Records from a data source:
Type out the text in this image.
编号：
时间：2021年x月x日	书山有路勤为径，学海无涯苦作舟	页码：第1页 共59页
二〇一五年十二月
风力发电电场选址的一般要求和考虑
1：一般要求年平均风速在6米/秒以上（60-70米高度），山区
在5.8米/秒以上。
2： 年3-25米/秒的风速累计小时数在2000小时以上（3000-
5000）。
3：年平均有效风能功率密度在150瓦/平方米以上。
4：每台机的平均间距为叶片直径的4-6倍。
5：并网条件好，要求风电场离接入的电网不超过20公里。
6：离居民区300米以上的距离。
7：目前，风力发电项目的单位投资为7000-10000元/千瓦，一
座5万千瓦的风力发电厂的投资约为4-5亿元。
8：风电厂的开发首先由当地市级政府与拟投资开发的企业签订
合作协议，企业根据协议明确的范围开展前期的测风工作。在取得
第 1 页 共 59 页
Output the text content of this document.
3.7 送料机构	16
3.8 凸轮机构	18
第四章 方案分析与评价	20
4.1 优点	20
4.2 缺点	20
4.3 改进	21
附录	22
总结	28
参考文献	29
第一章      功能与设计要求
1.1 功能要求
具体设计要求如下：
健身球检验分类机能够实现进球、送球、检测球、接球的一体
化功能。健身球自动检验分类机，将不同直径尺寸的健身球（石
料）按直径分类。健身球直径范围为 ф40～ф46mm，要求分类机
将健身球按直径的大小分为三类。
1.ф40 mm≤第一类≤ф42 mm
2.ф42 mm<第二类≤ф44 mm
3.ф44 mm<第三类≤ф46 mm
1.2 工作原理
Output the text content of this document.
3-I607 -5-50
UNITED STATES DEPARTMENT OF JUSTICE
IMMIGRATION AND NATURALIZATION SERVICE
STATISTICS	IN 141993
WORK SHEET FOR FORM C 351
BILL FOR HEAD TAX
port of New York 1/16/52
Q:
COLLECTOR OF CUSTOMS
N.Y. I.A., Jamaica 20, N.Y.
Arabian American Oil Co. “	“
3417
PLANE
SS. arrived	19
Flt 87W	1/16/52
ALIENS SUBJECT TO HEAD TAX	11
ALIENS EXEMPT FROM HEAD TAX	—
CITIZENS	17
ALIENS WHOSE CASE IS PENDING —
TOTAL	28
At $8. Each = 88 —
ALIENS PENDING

Exercise instructions:
Reproduce each line from the records that contains the word "HEAD".

Complete answer:
BILL FOR HEAD TAX
ALIENS SUBJECT TO HEAD TAX	11
ALIENS EXEMPT FROM HEAD TAX	—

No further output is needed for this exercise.